▶ **TASK**:
Your copy should contain exactly the lines from the one that holds "Output a JSON" through the end of the material, reproduced as written, with no pictures.

·····

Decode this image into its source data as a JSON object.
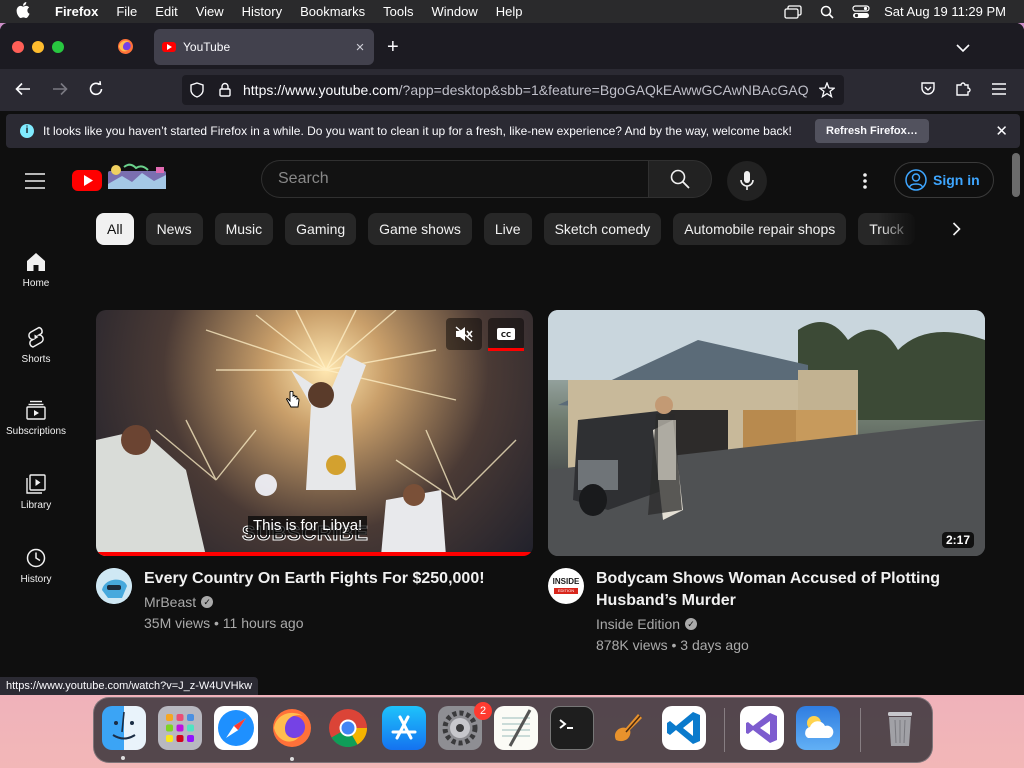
{
  "menubar": {
    "app_name": "Firefox",
    "items": [
      "File",
      "Edit",
      "View",
      "History",
      "Bookmarks",
      "Tools",
      "Window",
      "Help"
    ],
    "clock": "Sat Aug 19  11:29 PM"
  },
  "browser": {
    "tab_title": "YouTube",
    "url_host": "https://www.youtube.com",
    "url_rest": "/?app=desktop&sbb=1&feature=BgoGAQkEAwwGCAwNBAcGAQ",
    "infobar_message": "It looks like you haven’t started Firefox in a while. Do you want to clean it up for a fresh, like-new experience? And by the way, welcome back!",
    "infobar_button": "Refresh Firefox…",
    "status_link": "https://www.youtube.com/watch?v=J_z-W4UVHkw"
  },
  "youtube": {
    "search_placeholder": "Search",
    "sign_in_label": "Sign in",
    "chips": [
      "All",
      "News",
      "Music",
      "Gaming",
      "Game shows",
      "Live",
      "Sketch comedy",
      "Automobile repair shops",
      "Truck"
    ],
    "sidebar": [
      {
        "label": "Home",
        "icon": "home-icon"
      },
      {
        "label": "Shorts",
        "icon": "shorts-icon"
      },
      {
        "label": "Subscriptions",
        "icon": "subscriptions-icon"
      },
      {
        "label": "Library",
        "icon": "library-icon"
      },
      {
        "label": "History",
        "icon": "history-icon"
      }
    ],
    "videos": [
      {
        "title": "Every Country On Earth Fights For $250,000!",
        "channel": "MrBeast",
        "meta": "35M views • 11 hours ago",
        "caption": "This is for Libya!",
        "overlay_text": "SUBSCRIBE",
        "progress": 1.0
      },
      {
        "title_line1": "Bodycam Shows Woman Accused of Plotting",
        "title_line2": "Husband’s Murder",
        "channel": "Inside Edition",
        "meta": "878K views • 3 days ago",
        "duration": "2:17",
        "avatar_line1": "INSIDE",
        "avatar_line2": "EDITION"
      }
    ]
  },
  "dock": {
    "badge_count": "2",
    "apps": [
      "Finder",
      "Launchpad",
      "Safari",
      "Firefox",
      "Chrome",
      "App Store",
      "System Settings",
      "TextEdit",
      "Terminal",
      "GarageBand",
      "Visual Studio Code",
      "Visual Studio",
      "Weather",
      "Trash"
    ]
  },
  "colors": {
    "youtube_bg": "#0f0f0f",
    "youtube_red": "#ff0000",
    "sign_in_blue": "#3ea6ff",
    "firefox_toolbar": "#2b2a33"
  }
}
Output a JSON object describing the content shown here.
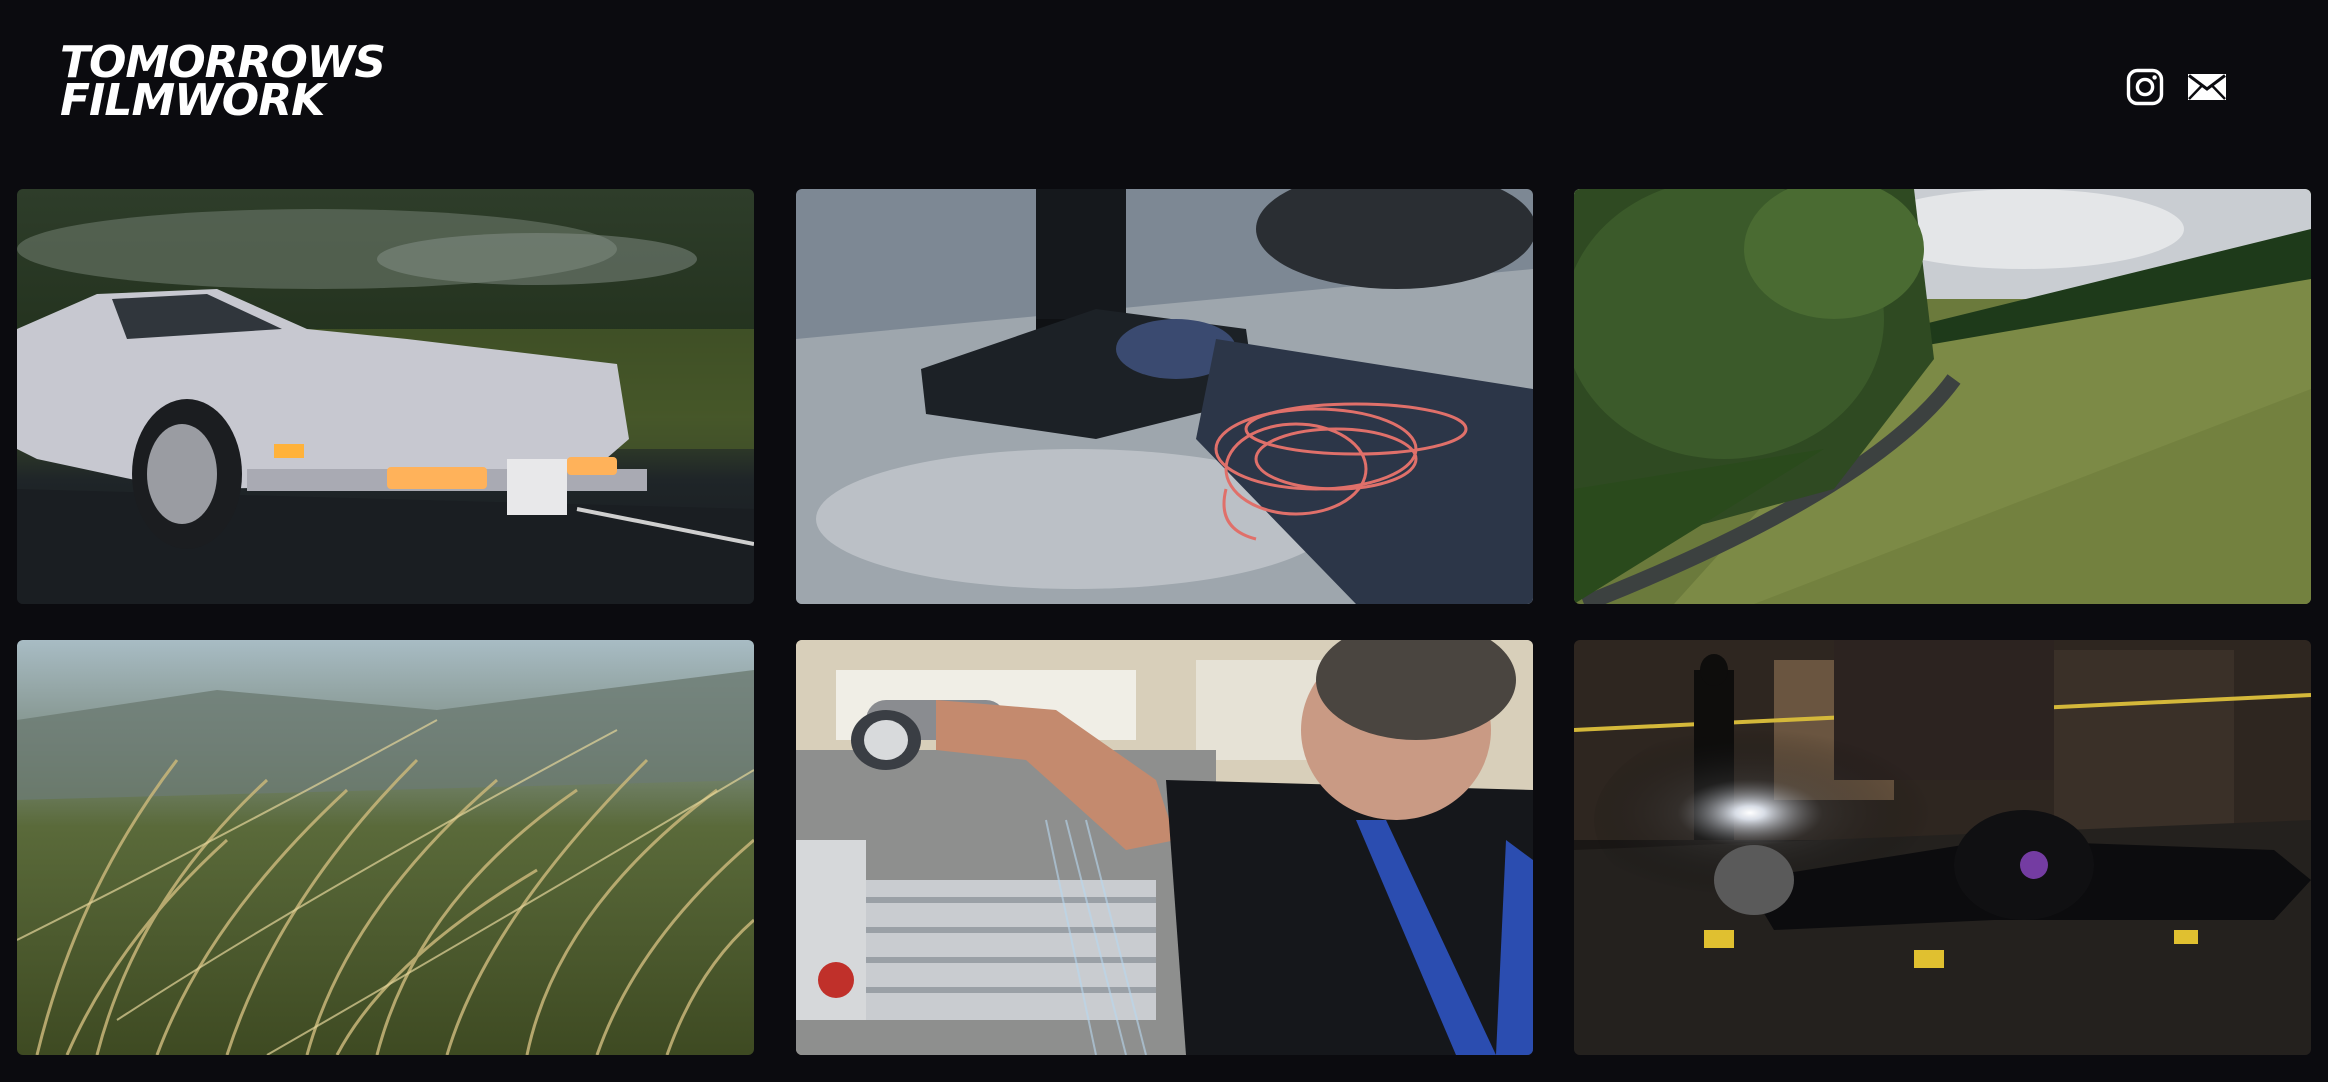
{
  "brand": {
    "line1": "TOMORROWS",
    "line2": "FILMWORK"
  },
  "header": {
    "icons": [
      "instagram-icon",
      "mail-icon"
    ]
  },
  "colors": {
    "background": "#0b0b0f",
    "text": "#ffffff"
  },
  "gallery": {
    "tiles": [
      {
        "name": "white sports car driving"
      },
      {
        "name": "climbing gear and red rope on rock"
      },
      {
        "name": "aerial view of road through fields"
      },
      {
        "name": "tall grass in wind"
      },
      {
        "name": "worker operating machine in factory"
      },
      {
        "name": "night crime scene with flashlight"
      }
    ]
  }
}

·····

▶ **TASK SOLUTION**:
Output a JSON object describing the content shown here.
{
  "brand": {
    "line1": "TOMORROWS",
    "line2": "FILMWORK"
  },
  "header": {
    "icons": [
      "instagram-icon",
      "mail-icon"
    ]
  },
  "colors": {
    "background": "#0b0b0f",
    "text": "#ffffff"
  },
  "gallery": {
    "tiles": [
      {
        "name": "white sports car driving"
      },
      {
        "name": "climbing gear and red rope on rock"
      },
      {
        "name": "aerial view of road through fields"
      },
      {
        "name": "tall grass in wind"
      },
      {
        "name": "worker operating machine in factory"
      },
      {
        "name": "night crime scene with flashlight"
      }
    ]
  }
}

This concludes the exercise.